_What the task requires_. A faithful transcription of all the data is required.

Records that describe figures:

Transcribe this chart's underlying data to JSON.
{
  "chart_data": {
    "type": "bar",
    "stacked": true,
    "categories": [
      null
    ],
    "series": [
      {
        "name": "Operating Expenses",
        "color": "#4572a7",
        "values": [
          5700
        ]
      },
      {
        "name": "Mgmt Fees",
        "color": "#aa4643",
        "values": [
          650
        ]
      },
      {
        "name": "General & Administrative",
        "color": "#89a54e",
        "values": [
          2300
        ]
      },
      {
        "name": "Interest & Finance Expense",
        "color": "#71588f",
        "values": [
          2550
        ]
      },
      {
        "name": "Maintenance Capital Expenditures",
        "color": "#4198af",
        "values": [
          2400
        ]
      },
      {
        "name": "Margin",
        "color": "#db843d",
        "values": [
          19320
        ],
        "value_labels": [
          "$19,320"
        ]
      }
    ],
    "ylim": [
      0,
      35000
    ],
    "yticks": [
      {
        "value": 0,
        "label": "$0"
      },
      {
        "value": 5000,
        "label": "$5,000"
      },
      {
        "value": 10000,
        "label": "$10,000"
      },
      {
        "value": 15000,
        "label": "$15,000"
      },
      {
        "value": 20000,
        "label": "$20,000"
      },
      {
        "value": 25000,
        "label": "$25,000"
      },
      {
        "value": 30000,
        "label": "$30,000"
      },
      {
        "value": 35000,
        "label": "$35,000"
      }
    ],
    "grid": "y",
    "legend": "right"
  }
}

_Solution_.
Transcribe this chart's underlying data to JSON.
{
  "chart_data": {
    "type": "bar",
    "stacked": true,
    "categories": [
      null
    ],
    "series": [
      {
        "name": "Operating Expenses",
        "color": "#4572a7",
        "values": [
          5700
        ]
      },
      {
        "name": "Mgmt Fees",
        "color": "#aa4643",
        "values": [
          650
        ]
      },
      {
        "name": "General & Administrative",
        "color": "#89a54e",
        "values": [
          2300
        ]
      },
      {
        "name": "Interest & Finance Expense",
        "color": "#71588f",
        "values": [
          2550
        ]
      },
      {
        "name": "Maintenance Capital Expenditures",
        "color": "#4198af",
        "values": [
          2400
        ]
      },
      {
        "name": "Margin",
        "color": "#db843d",
        "values": [
          19320
        ],
        "value_labels": [
          "$19,320"
        ]
      }
    ],
    "ylim": [
      0,
      35000
    ],
    "yticks": [
      {
        "value": 0,
        "label": "$0"
      },
      {
        "value": 5000,
        "label": "$5,000"
      },
      {
        "value": 10000,
        "label": "$10,000"
      },
      {
        "value": 15000,
        "label": "$15,000"
      },
      {
        "value": 20000,
        "label": "$20,000"
      },
      {
        "value": 25000,
        "label": "$25,000"
      },
      {
        "value": 30000,
        "label": "$30,000"
      },
      {
        "value": 35000,
        "label": "$35,000"
      }
    ],
    "grid": "y",
    "legend": "right"
  }
}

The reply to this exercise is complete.